WHAT YOU WILL DO
Copy each line holding the string "with".

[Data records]

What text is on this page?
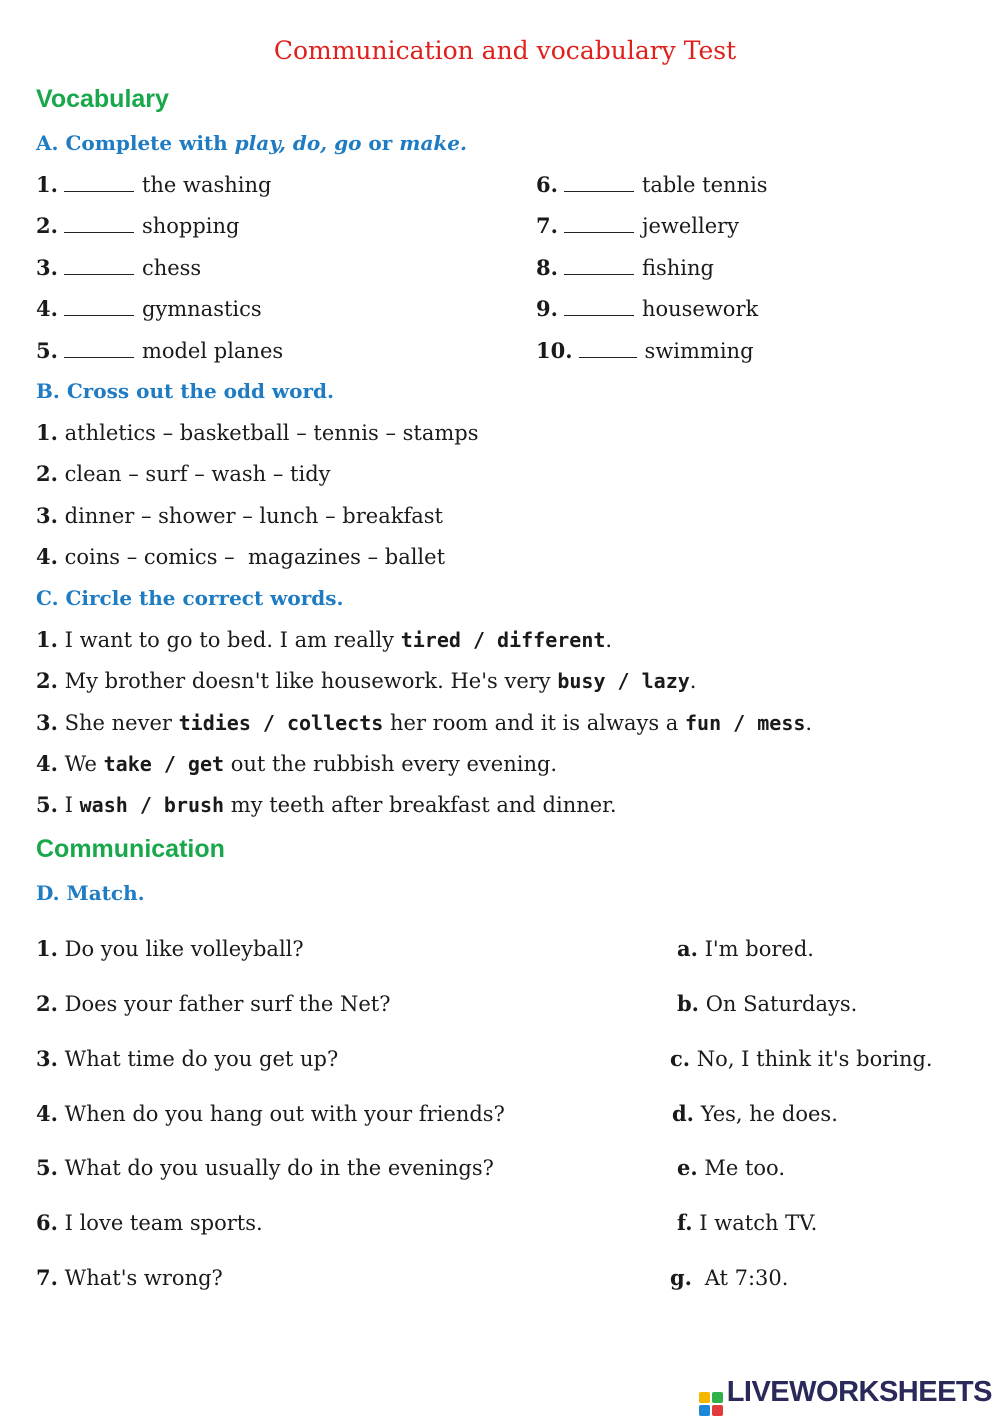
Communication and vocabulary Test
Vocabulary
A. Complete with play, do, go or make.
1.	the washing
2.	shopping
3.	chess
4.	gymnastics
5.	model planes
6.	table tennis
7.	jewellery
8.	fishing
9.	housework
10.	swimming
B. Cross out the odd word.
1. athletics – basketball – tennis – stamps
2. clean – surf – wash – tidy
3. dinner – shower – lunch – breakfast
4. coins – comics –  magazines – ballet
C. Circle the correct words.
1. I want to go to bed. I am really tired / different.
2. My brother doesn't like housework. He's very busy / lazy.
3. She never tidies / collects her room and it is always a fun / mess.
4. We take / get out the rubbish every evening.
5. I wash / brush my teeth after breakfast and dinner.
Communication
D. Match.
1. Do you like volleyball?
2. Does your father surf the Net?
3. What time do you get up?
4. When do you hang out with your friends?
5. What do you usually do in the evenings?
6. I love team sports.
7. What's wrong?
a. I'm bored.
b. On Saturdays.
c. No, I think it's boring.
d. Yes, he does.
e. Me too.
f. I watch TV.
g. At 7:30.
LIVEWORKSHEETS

PROBLEM SOLUTION
A. Complete with play, do, go or make.
4. When do you hang out with your friends?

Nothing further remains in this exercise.